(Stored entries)
● ● ●

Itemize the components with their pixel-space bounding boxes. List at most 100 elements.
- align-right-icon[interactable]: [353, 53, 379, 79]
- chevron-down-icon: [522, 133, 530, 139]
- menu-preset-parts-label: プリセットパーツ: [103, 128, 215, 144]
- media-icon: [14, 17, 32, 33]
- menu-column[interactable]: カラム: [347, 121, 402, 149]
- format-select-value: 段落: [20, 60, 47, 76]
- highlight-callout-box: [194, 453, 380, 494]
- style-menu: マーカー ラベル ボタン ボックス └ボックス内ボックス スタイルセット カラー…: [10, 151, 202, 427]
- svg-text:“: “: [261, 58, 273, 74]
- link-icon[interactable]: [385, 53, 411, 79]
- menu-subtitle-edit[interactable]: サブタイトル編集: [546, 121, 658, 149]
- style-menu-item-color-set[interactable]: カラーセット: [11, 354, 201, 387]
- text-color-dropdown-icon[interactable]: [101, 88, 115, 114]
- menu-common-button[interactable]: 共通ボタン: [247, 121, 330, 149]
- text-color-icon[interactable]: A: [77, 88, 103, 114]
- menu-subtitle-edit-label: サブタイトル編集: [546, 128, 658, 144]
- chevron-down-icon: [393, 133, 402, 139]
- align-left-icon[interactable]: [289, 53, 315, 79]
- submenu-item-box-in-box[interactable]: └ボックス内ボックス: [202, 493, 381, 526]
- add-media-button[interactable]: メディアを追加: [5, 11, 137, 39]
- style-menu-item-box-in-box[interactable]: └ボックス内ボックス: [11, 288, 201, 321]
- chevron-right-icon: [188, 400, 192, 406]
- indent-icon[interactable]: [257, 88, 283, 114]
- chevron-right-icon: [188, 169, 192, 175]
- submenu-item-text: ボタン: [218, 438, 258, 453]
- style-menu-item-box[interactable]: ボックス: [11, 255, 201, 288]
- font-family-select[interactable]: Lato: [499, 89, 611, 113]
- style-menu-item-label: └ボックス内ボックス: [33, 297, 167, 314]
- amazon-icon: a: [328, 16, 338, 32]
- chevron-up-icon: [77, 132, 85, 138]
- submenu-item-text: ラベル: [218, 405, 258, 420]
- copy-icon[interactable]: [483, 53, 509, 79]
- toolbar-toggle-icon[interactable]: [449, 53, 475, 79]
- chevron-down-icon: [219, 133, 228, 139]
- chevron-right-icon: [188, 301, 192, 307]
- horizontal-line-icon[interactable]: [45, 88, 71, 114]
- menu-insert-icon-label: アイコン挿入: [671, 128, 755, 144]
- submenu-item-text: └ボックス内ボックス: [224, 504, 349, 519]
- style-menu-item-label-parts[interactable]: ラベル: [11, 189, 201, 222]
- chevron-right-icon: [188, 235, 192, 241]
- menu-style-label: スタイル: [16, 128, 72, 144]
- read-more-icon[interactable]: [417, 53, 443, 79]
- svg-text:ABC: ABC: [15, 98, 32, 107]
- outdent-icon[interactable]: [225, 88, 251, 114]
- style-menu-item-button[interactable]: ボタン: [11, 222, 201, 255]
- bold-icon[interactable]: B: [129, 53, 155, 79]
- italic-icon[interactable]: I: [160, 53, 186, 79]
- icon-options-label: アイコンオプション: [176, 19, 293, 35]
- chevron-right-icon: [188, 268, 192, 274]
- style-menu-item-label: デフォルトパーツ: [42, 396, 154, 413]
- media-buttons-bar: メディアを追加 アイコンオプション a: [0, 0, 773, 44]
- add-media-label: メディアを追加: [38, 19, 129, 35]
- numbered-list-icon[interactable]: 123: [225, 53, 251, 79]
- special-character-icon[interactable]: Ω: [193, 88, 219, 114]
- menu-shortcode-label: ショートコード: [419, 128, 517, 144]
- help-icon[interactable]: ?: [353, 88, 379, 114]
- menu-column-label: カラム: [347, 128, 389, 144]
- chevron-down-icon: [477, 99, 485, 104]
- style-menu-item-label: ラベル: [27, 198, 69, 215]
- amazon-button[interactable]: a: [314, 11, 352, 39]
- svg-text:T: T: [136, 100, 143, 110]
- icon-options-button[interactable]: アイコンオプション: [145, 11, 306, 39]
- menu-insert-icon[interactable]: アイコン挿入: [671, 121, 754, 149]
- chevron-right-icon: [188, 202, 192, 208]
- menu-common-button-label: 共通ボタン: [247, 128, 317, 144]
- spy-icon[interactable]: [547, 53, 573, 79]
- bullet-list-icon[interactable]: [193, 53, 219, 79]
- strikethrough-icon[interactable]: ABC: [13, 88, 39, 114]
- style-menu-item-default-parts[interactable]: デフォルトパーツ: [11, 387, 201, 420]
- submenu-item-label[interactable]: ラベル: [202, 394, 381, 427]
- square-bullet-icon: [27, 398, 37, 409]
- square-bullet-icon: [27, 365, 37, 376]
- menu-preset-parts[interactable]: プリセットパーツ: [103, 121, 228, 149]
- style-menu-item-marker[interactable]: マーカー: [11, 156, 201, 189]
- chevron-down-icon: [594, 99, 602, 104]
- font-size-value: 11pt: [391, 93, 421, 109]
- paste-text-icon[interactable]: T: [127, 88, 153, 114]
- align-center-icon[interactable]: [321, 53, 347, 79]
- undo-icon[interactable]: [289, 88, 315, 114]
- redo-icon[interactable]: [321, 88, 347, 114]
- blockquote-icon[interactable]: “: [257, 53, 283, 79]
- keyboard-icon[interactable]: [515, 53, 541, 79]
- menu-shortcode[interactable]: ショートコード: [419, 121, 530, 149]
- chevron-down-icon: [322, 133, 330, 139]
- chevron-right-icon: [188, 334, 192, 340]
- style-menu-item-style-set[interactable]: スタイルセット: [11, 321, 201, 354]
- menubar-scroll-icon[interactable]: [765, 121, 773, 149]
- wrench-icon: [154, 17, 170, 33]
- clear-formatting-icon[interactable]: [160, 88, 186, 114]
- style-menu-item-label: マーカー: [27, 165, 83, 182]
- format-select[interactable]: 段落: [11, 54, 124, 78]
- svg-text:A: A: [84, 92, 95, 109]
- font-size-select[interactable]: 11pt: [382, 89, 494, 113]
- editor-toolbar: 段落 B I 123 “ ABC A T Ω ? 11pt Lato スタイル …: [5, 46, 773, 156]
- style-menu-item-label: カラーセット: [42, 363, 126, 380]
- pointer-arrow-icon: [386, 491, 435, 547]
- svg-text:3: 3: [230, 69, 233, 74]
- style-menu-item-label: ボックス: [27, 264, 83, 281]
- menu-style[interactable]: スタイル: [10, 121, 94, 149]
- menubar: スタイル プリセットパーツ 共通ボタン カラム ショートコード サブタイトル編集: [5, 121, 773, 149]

● ● ●

Exercise description |
Copy out every line of the entries above without changing anything.

Task solution |
Itemize the components with their pixel-space bounding boxes. List at most 100 elements.
- align-right-icon[interactable]: [353, 53, 379, 79]
- chevron-down-icon: [522, 133, 530, 139]
- menu-preset-parts-label: プリセットパーツ: [103, 128, 215, 144]
- media-icon: [14, 17, 32, 33]
- menu-column[interactable]: カラム: [347, 121, 402, 149]
- format-select-value: 段落: [20, 60, 47, 76]
- highlight-callout-box: [194, 453, 380, 494]
- style-menu: マーカー ラベル ボタン ボックス └ボックス内ボックス スタイルセット カラー…: [10, 151, 202, 427]
- svg-text:“: “: [261, 58, 273, 74]
- link-icon[interactable]: [385, 53, 411, 79]
- menu-subtitle-edit[interactable]: サブタイトル編集: [546, 121, 658, 149]
- style-menu-item-color-set[interactable]: カラーセット: [11, 354, 201, 387]
- text-color-dropdown-icon[interactable]: [101, 88, 115, 114]
- menu-common-button[interactable]: 共通ボタン: [247, 121, 330, 149]
- text-color-icon[interactable]: A: [77, 88, 103, 114]
- menu-subtitle-edit-label: サブタイトル編集: [546, 128, 658, 144]
- chevron-down-icon: [393, 133, 402, 139]
- align-left-icon[interactable]: [289, 53, 315, 79]
- submenu-item-box-in-box[interactable]: └ボックス内ボックス: [202, 493, 381, 526]
- add-media-button[interactable]: メディアを追加: [5, 11, 137, 39]
- style-menu-item-box-in-box[interactable]: └ボックス内ボックス: [11, 288, 201, 321]
- chevron-right-icon: [188, 400, 192, 406]
- indent-icon[interactable]: [257, 88, 283, 114]
- chevron-right-icon: [188, 169, 192, 175]
- submenu-item-text: ボタン: [218, 438, 258, 453]
- style-menu-item-box[interactable]: ボックス: [11, 255, 201, 288]
- font-family-select[interactable]: Lato: [499, 89, 611, 113]
- style-menu-item-label: └ボックス内ボックス: [33, 297, 167, 314]
- amazon-icon: a: [328, 16, 338, 32]
- chevron-up-icon: [77, 132, 85, 138]
- submenu-item-text: ラベル: [218, 405, 258, 420]
- copy-icon[interactable]: [483, 53, 509, 79]
- toolbar-toggle-icon[interactable]: [449, 53, 475, 79]
- chevron-down-icon: [219, 133, 228, 139]
- chevron-right-icon: [188, 301, 192, 307]
- horizontal-line-icon[interactable]: [45, 88, 71, 114]
- menu-insert-icon-label: アイコン挿入: [671, 128, 755, 144]
- submenu-item-text: └ボックス内ボックス: [224, 504, 349, 519]
- style-menu-item-label-parts[interactable]: ラベル: [11, 189, 201, 222]
- chevron-right-icon: [188, 235, 192, 241]
- menu-style-label: スタイル: [16, 128, 72, 144]
- read-more-icon[interactable]: [417, 53, 443, 79]
- svg-text:ABC: ABC: [15, 98, 32, 107]
- outdent-icon[interactable]: [225, 88, 251, 114]
- style-menu-item-button[interactable]: ボタン: [11, 222, 201, 255]
- bold-icon[interactable]: B: [129, 53, 155, 79]
- italic-icon[interactable]: I: [160, 53, 186, 79]
- icon-options-label: アイコンオプション: [176, 19, 293, 35]
- chevron-right-icon: [188, 268, 192, 274]
- style-menu-item-label: デフォルトパーツ: [42, 396, 154, 413]
- media-buttons-bar: メディアを追加 アイコンオプション a: [0, 0, 773, 44]
- add-media-label: メディアを追加: [38, 19, 129, 35]
- numbered-list-icon[interactable]: 123: [225, 53, 251, 79]
- special-character-icon[interactable]: Ω: [193, 88, 219, 114]
- menu-shortcode-label: ショートコード: [419, 128, 517, 144]
- help-icon[interactable]: ?: [353, 88, 379, 114]
- menu-column-label: カラム: [347, 128, 389, 144]
- chevron-down-icon: [477, 99, 485, 104]
- style-menu-item-label: ラベル: [27, 198, 69, 215]
- amazon-button[interactable]: a: [314, 11, 352, 39]
- svg-text:T: T: [136, 100, 143, 110]
- icon-options-button[interactable]: アイコンオプション: [145, 11, 306, 39]
- menu-insert-icon[interactable]: アイコン挿入: [671, 121, 754, 149]
- chevron-right-icon: [188, 202, 192, 208]
- menu-common-button-label: 共通ボタン: [247, 128, 317, 144]
- spy-icon[interactable]: [547, 53, 573, 79]
- bullet-list-icon[interactable]: [193, 53, 219, 79]
- strikethrough-icon[interactable]: ABC: [13, 88, 39, 114]
- style-menu-item-default-parts[interactable]: デフォルトパーツ: [11, 387, 201, 420]
- submenu-item-label[interactable]: ラベル: [202, 394, 381, 427]
- square-bullet-icon: [27, 398, 37, 409]
- square-bullet-icon: [27, 365, 37, 376]
- menu-preset-parts[interactable]: プリセットパーツ: [103, 121, 228, 149]
- style-menu-item-marker[interactable]: マーカー: [11, 156, 201, 189]
- chevron-down-icon: [594, 99, 602, 104]
- font-size-value: 11pt: [391, 93, 421, 109]
- paste-text-icon[interactable]: T: [127, 88, 153, 114]
- align-center-icon[interactable]: [321, 53, 347, 79]
- undo-icon[interactable]: [289, 88, 315, 114]
- redo-icon[interactable]: [321, 88, 347, 114]
- blockquote-icon[interactable]: “: [257, 53, 283, 79]
- keyboard-icon[interactable]: [515, 53, 541, 79]
- menu-shortcode[interactable]: ショートコード: [419, 121, 530, 149]
- chevron-down-icon: [322, 133, 330, 139]
- chevron-right-icon: [188, 334, 192, 340]
- style-menu-item-style-set[interactable]: スタイルセット: [11, 321, 201, 354]
- menubar-scroll-icon[interactable]: [765, 121, 773, 149]
- wrench-icon: [154, 17, 170, 33]
- clear-formatting-icon[interactable]: [160, 88, 186, 114]
- style-menu-item-label: マーカー: [27, 165, 83, 182]
- format-select[interactable]: 段落: [11, 54, 124, 78]
- svg-text:A: A: [84, 92, 95, 109]
- font-size-select[interactable]: 11pt: [382, 89, 494, 113]
- editor-toolbar: 段落 B I 123 “ ABC A T Ω ? 11pt Lato スタイル …: [5, 46, 773, 156]
- style-menu-item-label: カラーセット: [42, 363, 126, 380]
- pointer-arrow-icon: [386, 491, 435, 547]
- svg-text:3: 3: [230, 69, 233, 74]
- style-menu-item-label: ボックス: [27, 264, 83, 281]
- menu-style[interactable]: スタイル: [10, 121, 94, 149]
- menubar: スタイル プリセットパーツ 共通ボタン カラム ショートコード サブタイトル編集: [5, 121, 773, 149]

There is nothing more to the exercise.